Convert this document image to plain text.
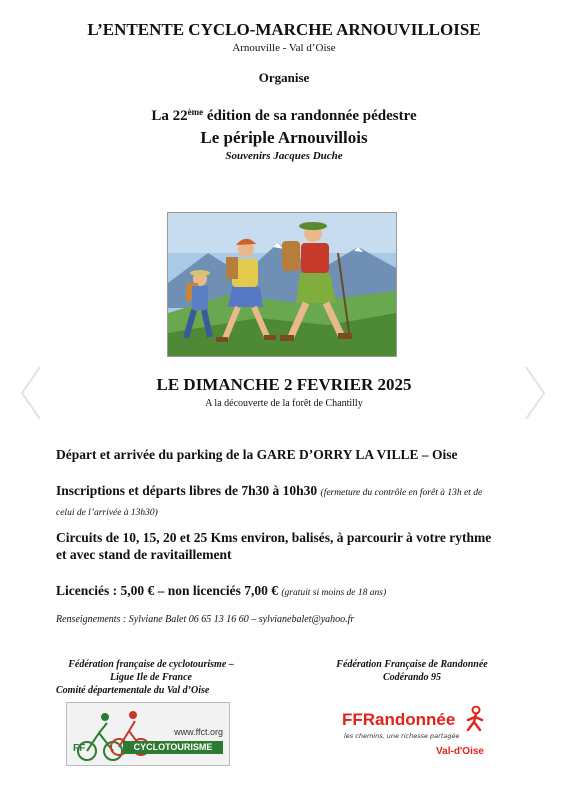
L’ENTENTE CYCLO-MARCHE ARNOUVILLOISE
Arnouville - Val d’Oise
Organise
La 22ème édition de sa randonnée pédestre
Le périple Arnouvillois
Souvenirs Jacques Duche
LE DIMANCHE 2 FEVRIER 2025
A la découverte de la forêt de Chantilly
Départ et arrivée du parking de la GARE D’ORRY LA VILLE – Oise
Inscriptions et départs libres de 7h30 à 10h30 (fermeture du contrôle en forêt à 13h et de
celui de l’arrivée à 13h30)
Circuits de 10, 15, 20 et 25 Kms environ, balisés, à parcourir à votre rythme
et avec stand de ravitaillement
Licenciés : 5,00 € – non licenciés 7,00 € (gratuit si moins de 18 ans)
Renseignements : Sylviane Balet 06 65 13 16 60 – sylvianebalet@yahoo.fr
Fédération française de cyclotourisme –
Ligue Ile de France
Comité départementale du Val d’Oise
Fédération Française de Randonnée
Codérando 95
www.ffct.org
FF	CYCLOTOURISME
FFRandonnée
les chemins, une richesse partagée
Val-d'Oise
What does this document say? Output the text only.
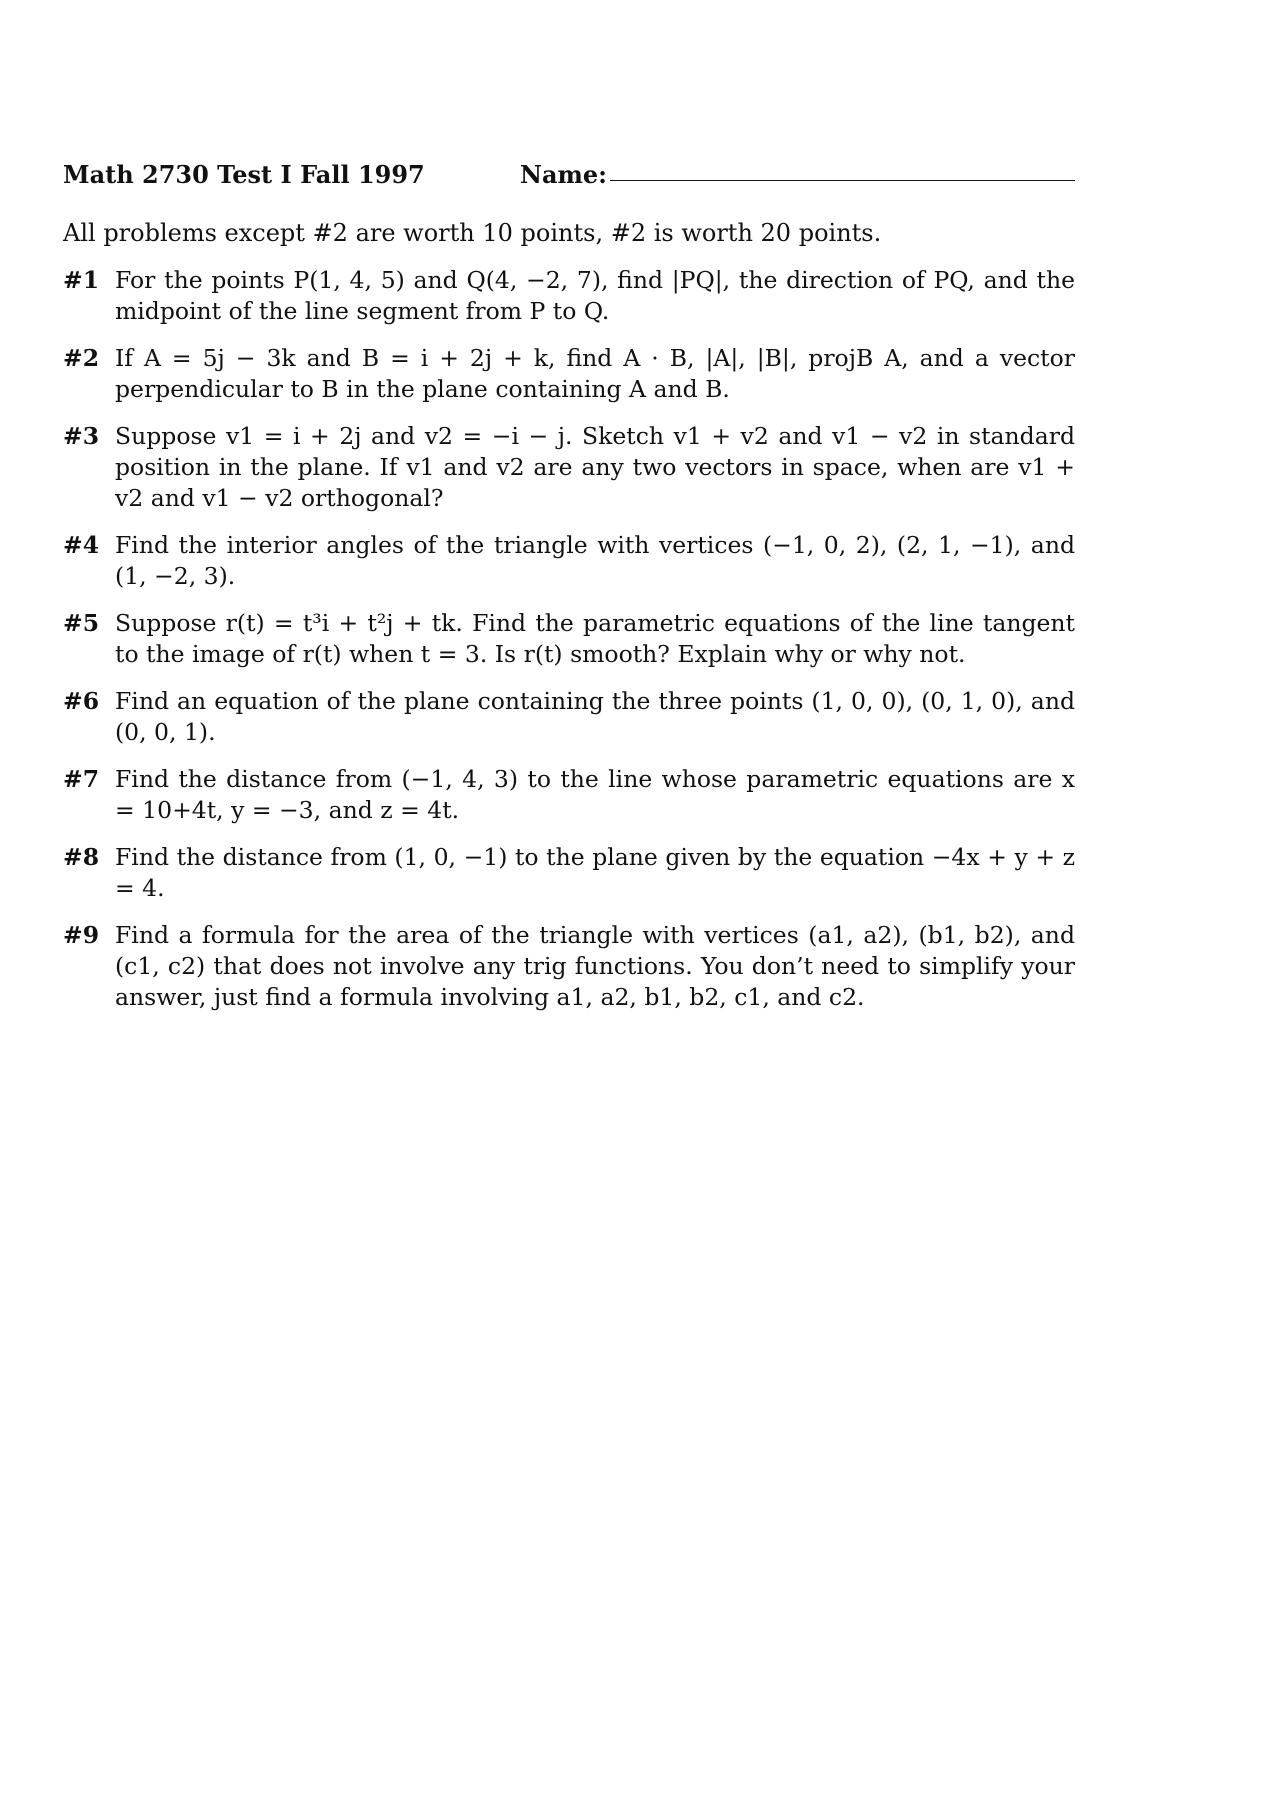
Math 2730 Test I Fall 1997	Name:
All problems except #2 are worth 10 points, #2 is worth 20 points.
#1 For the points P(1, 4, 5) and Q(4, −2, 7), find |PQ|, the direction of PQ, and the midpoint of the line segment from P to Q.
#2 If A = 5j − 3k and B = i + 2j + k, find A · B, |A|, |B|, projB A, and a vector perpendicular to B in the plane containing A and B.
#3 Suppose v1 = i + 2j and v2 = −i − j. Sketch v1 + v2 and v1 − v2 in standard position in the plane. If v1 and v2 are any two vectors in space, when are v1 + v2 and v1 − v2 orthogonal?
#4 Find the interior angles of the triangle with vertices (−1, 0, 2), (2, 1, −1), and (1, −2, 3).
#5 Suppose r(t) = t³i + t²j + tk. Find the parametric equations of the line tangent to the image of r(t) when t = 3. Is r(t) smooth? Explain why or why not.
#6 Find an equation of the plane containing the three points (1, 0, 0), (0, 1, 0), and (0, 0, 1).
#7 Find the distance from (−1, 4, 3) to the line whose parametric equations are x = 10+4t, y = −3, and z = 4t.
#8 Find the distance from (1, 0, −1) to the plane given by the equation −4x + y + z = 4.
#9 Find a formula for the area of the triangle with vertices (a1, a2), (b1, b2), and (c1, c2) that does not involve any trig functions. You don’t need to simplify your answer, just find a formula involving a1, a2, b1, b2, c1, and c2.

======

◆ DESCRIPTION OF THE TASK ◆
Exclude the pictures, and transcribe all of the material exactly.

◆ WRITTEN ANSWER ◆
Convert this document image to plain text.
L’ENTENTE CYCLO-MARCHE ARNOUVILLOISE
Arnouville - Val d’Oise
Organise
La 22ème édition de sa randonnée pédestre
Le périple Arnouvillois
Souvenirs Jacques Duche
LE DIMANCHE 2 FEVRIER 2025
A la découverte de la forêt de Chantilly
Départ et arrivée du parking de la GARE D’ORRY LA VILLE – Oise
Inscriptions et départs libres de 7h30 à 10h30 (fermeture du contrôle en forêt à 13h et de
celui de l’arrivée à 13h30)
Circuits de 10, 15, 20 et 25 Kms environ, balisés, à parcourir à votre rythme
et avec stand de ravitaillement
Licenciés : 5,00 € – non licenciés 7,00 € (gratuit si moins de 18 ans)
Renseignements : Sylviane Balet 06 65 13 16 60 – sylvianebalet@yahoo.fr
Fédération française de cyclotourisme –
Ligue Ile de France
Comité départementale du Val d’Oise
Fédération Française de Randonnée
Codérando 95
www.ffct.org
FF	CYCLOTOURISME
FFRandonnée
les chemins, une richesse partagée
Val-d'Oise
What does this document say? Output the text only.
Math 2730 Test I Fall 1997	Name:
All problems except #2 are worth 10 points, #2 is worth 20 points.
#1 For the points P(1, 4, 5) and Q(4, −2, 7), find |PQ|, the direction of PQ, and the midpoint of the line segment from P to Q.
#2 If A = 5j − 3k and B = i + 2j + k, find A · B, |A|, |B|, projB A, and a vector perpendicular to B in the plane containing A and B.
#3 Suppose v1 = i + 2j and v2 = −i − j. Sketch v1 + v2 and v1 − v2 in standard position in the plane. If v1 and v2 are any two vectors in space, when are v1 + v2 and v1 − v2 orthogonal?
#4 Find the interior angles of the triangle with vertices (−1, 0, 2), (2, 1, −1), and (1, −2, 3).
#5 Suppose r(t) = t³i + t²j + tk. Find the parametric equations of the line tangent to the image of r(t) when t = 3. Is r(t) smooth? Explain why or why not.
#6 Find an equation of the plane containing the three points (1, 0, 0), (0, 1, 0), and (0, 0, 1).
#7 Find the distance from (−1, 4, 3) to the line whose parametric equations are x = 10+4t, y = −3, and z = 4t.
#8 Find the distance from (1, 0, −1) to the plane given by the equation −4x + y + z = 4.
#9 Find a formula for the area of the triangle with vertices (a1, a2), (b1, b2), and (c1, c2) that does not involve any trig functions. You don’t need to simplify your answer, just find a formula involving a1, a2, b1, b2, c1, and c2.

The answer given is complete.